**Task description:**
Quote the three entries below word for word, leaving nothing out and changing nothing.

★ ★ ★ ★ ★

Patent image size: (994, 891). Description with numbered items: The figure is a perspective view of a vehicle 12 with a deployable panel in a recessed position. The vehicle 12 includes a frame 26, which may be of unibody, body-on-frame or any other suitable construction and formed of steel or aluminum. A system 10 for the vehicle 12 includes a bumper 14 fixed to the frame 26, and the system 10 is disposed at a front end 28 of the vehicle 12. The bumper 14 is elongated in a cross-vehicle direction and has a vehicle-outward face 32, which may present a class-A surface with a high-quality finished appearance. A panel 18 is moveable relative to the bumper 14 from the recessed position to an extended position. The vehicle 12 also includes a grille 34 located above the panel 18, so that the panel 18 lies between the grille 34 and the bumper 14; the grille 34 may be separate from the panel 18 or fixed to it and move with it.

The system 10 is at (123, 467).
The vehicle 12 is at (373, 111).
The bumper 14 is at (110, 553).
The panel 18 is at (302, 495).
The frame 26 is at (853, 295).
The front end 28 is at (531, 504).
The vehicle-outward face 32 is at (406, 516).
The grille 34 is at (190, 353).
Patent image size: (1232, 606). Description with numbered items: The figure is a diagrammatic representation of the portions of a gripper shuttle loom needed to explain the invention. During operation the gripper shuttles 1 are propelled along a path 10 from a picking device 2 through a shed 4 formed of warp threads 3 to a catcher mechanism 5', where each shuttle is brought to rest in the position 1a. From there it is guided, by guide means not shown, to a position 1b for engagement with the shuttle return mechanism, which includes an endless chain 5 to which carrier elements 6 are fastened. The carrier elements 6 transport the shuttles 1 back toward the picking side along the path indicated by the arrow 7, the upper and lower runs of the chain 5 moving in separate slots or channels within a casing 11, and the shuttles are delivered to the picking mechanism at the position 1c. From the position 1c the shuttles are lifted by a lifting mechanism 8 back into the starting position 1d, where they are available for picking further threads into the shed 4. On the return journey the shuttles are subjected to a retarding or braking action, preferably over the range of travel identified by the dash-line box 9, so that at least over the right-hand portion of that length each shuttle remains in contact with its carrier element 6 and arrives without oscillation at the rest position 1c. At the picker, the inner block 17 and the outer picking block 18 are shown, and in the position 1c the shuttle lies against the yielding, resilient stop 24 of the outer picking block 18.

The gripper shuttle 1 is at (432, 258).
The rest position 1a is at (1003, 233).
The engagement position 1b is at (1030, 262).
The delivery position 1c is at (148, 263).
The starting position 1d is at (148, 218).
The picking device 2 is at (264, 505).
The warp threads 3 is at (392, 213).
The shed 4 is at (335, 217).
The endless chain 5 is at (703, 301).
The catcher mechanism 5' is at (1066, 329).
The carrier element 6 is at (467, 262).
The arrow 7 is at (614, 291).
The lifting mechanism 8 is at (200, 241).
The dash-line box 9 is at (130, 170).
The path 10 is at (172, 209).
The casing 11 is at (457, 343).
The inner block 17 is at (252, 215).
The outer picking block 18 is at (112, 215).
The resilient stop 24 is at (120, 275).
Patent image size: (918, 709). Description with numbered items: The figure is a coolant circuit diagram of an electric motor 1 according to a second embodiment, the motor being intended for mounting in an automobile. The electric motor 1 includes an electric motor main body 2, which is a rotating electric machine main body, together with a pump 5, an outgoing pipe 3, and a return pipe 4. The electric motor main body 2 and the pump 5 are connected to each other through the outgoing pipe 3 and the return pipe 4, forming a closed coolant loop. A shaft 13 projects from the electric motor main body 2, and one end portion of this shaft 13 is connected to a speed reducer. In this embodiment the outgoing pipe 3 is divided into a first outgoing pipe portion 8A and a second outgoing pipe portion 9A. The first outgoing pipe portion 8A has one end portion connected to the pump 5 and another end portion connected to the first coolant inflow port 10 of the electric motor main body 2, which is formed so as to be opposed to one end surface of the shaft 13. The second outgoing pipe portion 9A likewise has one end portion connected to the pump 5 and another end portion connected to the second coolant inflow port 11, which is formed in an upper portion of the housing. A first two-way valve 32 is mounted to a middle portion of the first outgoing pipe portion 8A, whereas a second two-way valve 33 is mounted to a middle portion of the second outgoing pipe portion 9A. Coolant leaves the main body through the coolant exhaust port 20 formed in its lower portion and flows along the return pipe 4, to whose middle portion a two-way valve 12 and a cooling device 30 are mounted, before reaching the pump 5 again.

★ ★ ★ ★ ★

**Reply to the exercise:**
Patent image size: (994, 891). Description with numbered items: The figure is a perspective view of a vehicle 12 with a deployable panel in a recessed position. The vehicle 12 includes a frame 26, which may be of unibody, body-on-frame or any other suitable construction and formed of steel or aluminum. A system 10 for the vehicle 12 includes a bumper 14 fixed to the frame 26, and the system 10 is disposed at a front end 28 of the vehicle 12. The bumper 14 is elongated in a cross-vehicle direction and has a vehicle-outward face 32, which may present a class-A surface with a high-quality finished appearance. A panel 18 is moveable relative to the bumper 14 from the recessed position to an extended position. The vehicle 12 also includes a grille 34 located above the panel 18, so that the panel 18 lies between the grille 34 and the bumper 14; the grille 34 may be separate from the panel 18 or fixed to it and move with it.

The system 10 is at (123, 467).
The vehicle 12 is at (373, 111).
The bumper 14 is at (110, 553).
The panel 18 is at (302, 495).
The frame 26 is at (853, 295).
The front end 28 is at (531, 504).
The vehicle-outward face 32 is at (406, 516).
The grille 34 is at (190, 353).
Patent image size: (1232, 606). Description with numbered items: The figure is a diagrammatic representation of the portions of a gripper shuttle loom needed to explain the invention. During operation the gripper shuttles 1 are propelled along a path 10 from a picking device 2 through a shed 4 formed of warp threads 3 to a catcher mechanism 5', where each shuttle is brought to rest in the position 1a. From there it is guided, by guide means not shown, to a position 1b for engagement with the shuttle return mechanism, which includes an endless chain 5 to which carrier elements 6 are fastened. The carrier elements 6 transport the shuttles 1 back toward the picking side along the path indicated by the arrow 7, the upper and lower runs of the chain 5 moving in separate slots or channels within a casing 11, and the shuttles are delivered to the picking mechanism at the position 1c. From the position 1c the shuttles are lifted by a lifting mechanism 8 back into the starting position 1d, where they are available for picking further threads into the shed 4. On the return journey the shuttles are subjected to a retarding or braking action, preferably over the range of travel identified by the dash-line box 9, so that at least over the right-hand portion of that length each shuttle remains in contact with its carrier element 6 and arrives without oscillation at the rest position 1c. At the picker, the inner block 17 and the outer picking block 18 are shown, and in the position 1c the shuttle lies against the yielding, resilient stop 24 of the outer picking block 18.

The gripper shuttle 1 is at (432, 258).
The rest position 1a is at (1003, 233).
The engagement position 1b is at (1030, 262).
The delivery position 1c is at (148, 263).
The starting position 1d is at (148, 218).
The picking device 2 is at (264, 505).
The warp threads 3 is at (392, 213).
The shed 4 is at (335, 217).
The endless chain 5 is at (703, 301).
The catcher mechanism 5' is at (1066, 329).
The carrier element 6 is at (467, 262).
The arrow 7 is at (614, 291).
The lifting mechanism 8 is at (200, 241).
The dash-line box 9 is at (130, 170).
The path 10 is at (172, 209).
The casing 11 is at (457, 343).
The inner block 17 is at (252, 215).
The outer picking block 18 is at (112, 215).
The resilient stop 24 is at (120, 275).
Patent image size: (918, 709). Description with numbered items: The figure is a coolant circuit diagram of an electric motor 1 according to a second embodiment, the motor being intended for mounting in an automobile. The electric motor 1 includes an electric motor main body 2, which is a rotating electric machine main body, together with a pump 5, an outgoing pipe 3, and a return pipe 4. The electric motor main body 2 and the pump 5 are connected to each other through the outgoing pipe 3 and the return pipe 4, forming a closed coolant loop. A shaft 13 projects from the electric motor main body 2, and one end portion of this shaft 13 is connected to a speed reducer. In this embodiment the outgoing pipe 3 is divided into a first outgoing pipe portion 8A and a second outgoing pipe portion 9A. The first outgoing pipe portion 8A has one end portion connected to the pump 5 and another end portion connected to the first coolant inflow port 10 of the electric motor main body 2, which is formed so as to be opposed to one end surface of the shaft 13. The second outgoing pipe portion 9A likewise has one end portion connected to the pump 5 and another end portion connected to the second coolant inflow port 11, which is formed in an upper portion of the housing. A first two-way valve 32 is mounted to a middle portion of the first outgoing pipe portion 8A, whereas a second two-way valve 33 is mounted to a middle portion of the second outgoing pipe portion 9A. Coolant leaves the main body through the coolant exhaust port 20 formed in its lower portion and flows along the return pipe 4, to whose middle portion a two-way valve 12 and a cooling device 30 are mounted, before reaching the pump 5 again.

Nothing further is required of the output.